Start of Data to use

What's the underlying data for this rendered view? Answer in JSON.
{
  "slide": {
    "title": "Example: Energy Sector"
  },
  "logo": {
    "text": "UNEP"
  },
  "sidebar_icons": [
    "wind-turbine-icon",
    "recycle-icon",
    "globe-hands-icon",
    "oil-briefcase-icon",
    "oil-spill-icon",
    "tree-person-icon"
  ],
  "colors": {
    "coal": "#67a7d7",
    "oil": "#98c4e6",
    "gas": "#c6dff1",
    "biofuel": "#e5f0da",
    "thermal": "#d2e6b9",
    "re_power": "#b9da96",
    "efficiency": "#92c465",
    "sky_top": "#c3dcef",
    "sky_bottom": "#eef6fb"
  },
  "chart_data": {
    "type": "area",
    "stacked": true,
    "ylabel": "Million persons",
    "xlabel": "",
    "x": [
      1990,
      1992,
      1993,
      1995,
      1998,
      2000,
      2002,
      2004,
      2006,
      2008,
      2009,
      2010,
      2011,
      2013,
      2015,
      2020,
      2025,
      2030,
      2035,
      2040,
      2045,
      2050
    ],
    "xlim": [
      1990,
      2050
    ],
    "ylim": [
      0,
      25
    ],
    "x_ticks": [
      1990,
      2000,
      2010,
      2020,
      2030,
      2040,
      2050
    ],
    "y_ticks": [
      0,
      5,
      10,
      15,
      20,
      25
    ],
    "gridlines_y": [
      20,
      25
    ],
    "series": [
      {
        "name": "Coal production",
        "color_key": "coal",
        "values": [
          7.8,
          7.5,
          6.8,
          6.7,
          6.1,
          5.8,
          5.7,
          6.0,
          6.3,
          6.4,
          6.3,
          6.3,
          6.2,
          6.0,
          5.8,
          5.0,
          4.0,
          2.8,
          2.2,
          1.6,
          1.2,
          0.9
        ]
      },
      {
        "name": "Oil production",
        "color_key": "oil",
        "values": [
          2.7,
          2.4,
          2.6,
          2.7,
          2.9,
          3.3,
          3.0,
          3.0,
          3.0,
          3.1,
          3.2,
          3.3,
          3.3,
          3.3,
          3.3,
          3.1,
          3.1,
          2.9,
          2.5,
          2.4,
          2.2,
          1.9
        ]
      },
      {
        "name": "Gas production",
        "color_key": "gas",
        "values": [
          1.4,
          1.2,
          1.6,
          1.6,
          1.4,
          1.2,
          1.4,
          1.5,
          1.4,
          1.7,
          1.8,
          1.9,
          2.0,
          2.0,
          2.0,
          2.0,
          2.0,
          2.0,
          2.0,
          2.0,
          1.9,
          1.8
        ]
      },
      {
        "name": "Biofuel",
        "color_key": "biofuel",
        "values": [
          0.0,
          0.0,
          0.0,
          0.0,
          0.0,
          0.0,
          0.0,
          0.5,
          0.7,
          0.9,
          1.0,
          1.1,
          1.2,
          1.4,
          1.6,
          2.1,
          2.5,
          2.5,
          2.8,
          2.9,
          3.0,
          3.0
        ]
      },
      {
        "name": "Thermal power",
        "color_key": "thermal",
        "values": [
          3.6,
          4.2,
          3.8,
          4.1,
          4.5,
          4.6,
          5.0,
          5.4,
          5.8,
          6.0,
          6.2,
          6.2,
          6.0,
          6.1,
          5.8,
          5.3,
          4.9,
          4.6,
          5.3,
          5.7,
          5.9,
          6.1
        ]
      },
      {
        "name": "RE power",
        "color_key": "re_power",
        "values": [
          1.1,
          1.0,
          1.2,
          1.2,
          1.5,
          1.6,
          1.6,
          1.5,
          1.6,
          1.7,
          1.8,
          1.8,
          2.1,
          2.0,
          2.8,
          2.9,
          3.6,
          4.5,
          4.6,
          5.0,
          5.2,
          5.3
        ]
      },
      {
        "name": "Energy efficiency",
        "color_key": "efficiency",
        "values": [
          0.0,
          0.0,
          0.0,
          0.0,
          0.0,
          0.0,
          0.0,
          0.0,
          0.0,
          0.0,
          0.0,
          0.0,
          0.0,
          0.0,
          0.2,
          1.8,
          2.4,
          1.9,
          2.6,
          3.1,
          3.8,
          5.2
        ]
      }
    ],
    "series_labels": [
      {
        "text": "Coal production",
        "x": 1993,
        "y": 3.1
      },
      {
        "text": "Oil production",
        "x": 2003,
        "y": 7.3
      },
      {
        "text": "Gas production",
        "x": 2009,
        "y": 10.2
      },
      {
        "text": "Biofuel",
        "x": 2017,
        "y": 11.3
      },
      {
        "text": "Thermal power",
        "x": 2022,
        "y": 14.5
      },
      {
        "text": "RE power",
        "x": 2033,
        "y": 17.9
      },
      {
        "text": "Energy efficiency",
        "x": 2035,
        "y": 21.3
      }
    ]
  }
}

End of Data to use

§ Task statement
Reproduce the whole listing word for word.

§ Exercise solution
What's the underlying data for this rendered view? Answer in JSON.
{
  "slide": {
    "title": "Example: Energy Sector"
  },
  "logo": {
    "text": "UNEP"
  },
  "sidebar_icons": [
    "wind-turbine-icon",
    "recycle-icon",
    "globe-hands-icon",
    "oil-briefcase-icon",
    "oil-spill-icon",
    "tree-person-icon"
  ],
  "colors": {
    "coal": "#67a7d7",
    "oil": "#98c4e6",
    "gas": "#c6dff1",
    "biofuel": "#e5f0da",
    "thermal": "#d2e6b9",
    "re_power": "#b9da96",
    "efficiency": "#92c465",
    "sky_top": "#c3dcef",
    "sky_bottom": "#eef6fb"
  },
  "chart_data": {
    "type": "area",
    "stacked": true,
    "ylabel": "Million persons",
    "xlabel": "",
    "x": [
      1990,
      1992,
      1993,
      1995,
      1998,
      2000,
      2002,
      2004,
      2006,
      2008,
      2009,
      2010,
      2011,
      2013,
      2015,
      2020,
      2025,
      2030,
      2035,
      2040,
      2045,
      2050
    ],
    "xlim": [
      1990,
      2050
    ],
    "ylim": [
      0,
      25
    ],
    "x_ticks": [
      1990,
      2000,
      2010,
      2020,
      2030,
      2040,
      2050
    ],
    "y_ticks": [
      0,
      5,
      10,
      15,
      20,
      25
    ],
    "gridlines_y": [
      20,
      25
    ],
    "series": [
      {
        "name": "Coal production",
        "color_key": "coal",
        "values": [
          7.8,
          7.5,
          6.8,
          6.7,
          6.1,
          5.8,
          5.7,
          6.0,
          6.3,
          6.4,
          6.3,
          6.3,
          6.2,
          6.0,
          5.8,
          5.0,
          4.0,
          2.8,
          2.2,
          1.6,
          1.2,
          0.9
        ]
      },
      {
        "name": "Oil production",
        "color_key": "oil",
        "values": [
          2.7,
          2.4,
          2.6,
          2.7,
          2.9,
          3.3,
          3.0,
          3.0,
          3.0,
          3.1,
          3.2,
          3.3,
          3.3,
          3.3,
          3.3,
          3.1,
          3.1,
          2.9,
          2.5,
          2.4,
          2.2,
          1.9
        ]
      },
      {
        "name": "Gas production",
        "color_key": "gas",
        "values": [
          1.4,
          1.2,
          1.6,
          1.6,
          1.4,
          1.2,
          1.4,
          1.5,
          1.4,
          1.7,
          1.8,
          1.9,
          2.0,
          2.0,
          2.0,
          2.0,
          2.0,
          2.0,
          2.0,
          2.0,
          1.9,
          1.8
        ]
      },
      {
        "name": "Biofuel",
        "color_key": "biofuel",
        "values": [
          0.0,
          0.0,
          0.0,
          0.0,
          0.0,
          0.0,
          0.0,
          0.5,
          0.7,
          0.9,
          1.0,
          1.1,
          1.2,
          1.4,
          1.6,
          2.1,
          2.5,
          2.5,
          2.8,
          2.9,
          3.0,
          3.0
        ]
      },
      {
        "name": "Thermal power",
        "color_key": "thermal",
        "values": [
          3.6,
          4.2,
          3.8,
          4.1,
          4.5,
          4.6,
          5.0,
          5.4,
          5.8,
          6.0,
          6.2,
          6.2,
          6.0,
          6.1,
          5.8,
          5.3,
          4.9,
          4.6,
          5.3,
          5.7,
          5.9,
          6.1
        ]
      },
      {
        "name": "RE power",
        "color_key": "re_power",
        "values": [
          1.1,
          1.0,
          1.2,
          1.2,
          1.5,
          1.6,
          1.6,
          1.5,
          1.6,
          1.7,
          1.8,
          1.8,
          2.1,
          2.0,
          2.8,
          2.9,
          3.6,
          4.5,
          4.6,
          5.0,
          5.2,
          5.3
        ]
      },
      {
        "name": "Energy efficiency",
        "color_key": "efficiency",
        "values": [
          0.0,
          0.0,
          0.0,
          0.0,
          0.0,
          0.0,
          0.0,
          0.0,
          0.0,
          0.0,
          0.0,
          0.0,
          0.0,
          0.0,
          0.2,
          1.8,
          2.4,
          1.9,
          2.6,
          3.1,
          3.8,
          5.2
        ]
      }
    ],
    "series_labels": [
      {
        "text": "Coal production",
        "x": 1993,
        "y": 3.1
      },
      {
        "text": "Oil production",
        "x": 2003,
        "y": 7.3
      },
      {
        "text": "Gas production",
        "x": 2009,
        "y": 10.2
      },
      {
        "text": "Biofuel",
        "x": 2017,
        "y": 11.3
      },
      {
        "text": "Thermal power",
        "x": 2022,
        "y": 14.5
      },
      {
        "text": "RE power",
        "x": 2033,
        "y": 17.9
      },
      {
        "text": "Energy efficiency",
        "x": 2035,
        "y": 21.3
      }
    ]
  }
}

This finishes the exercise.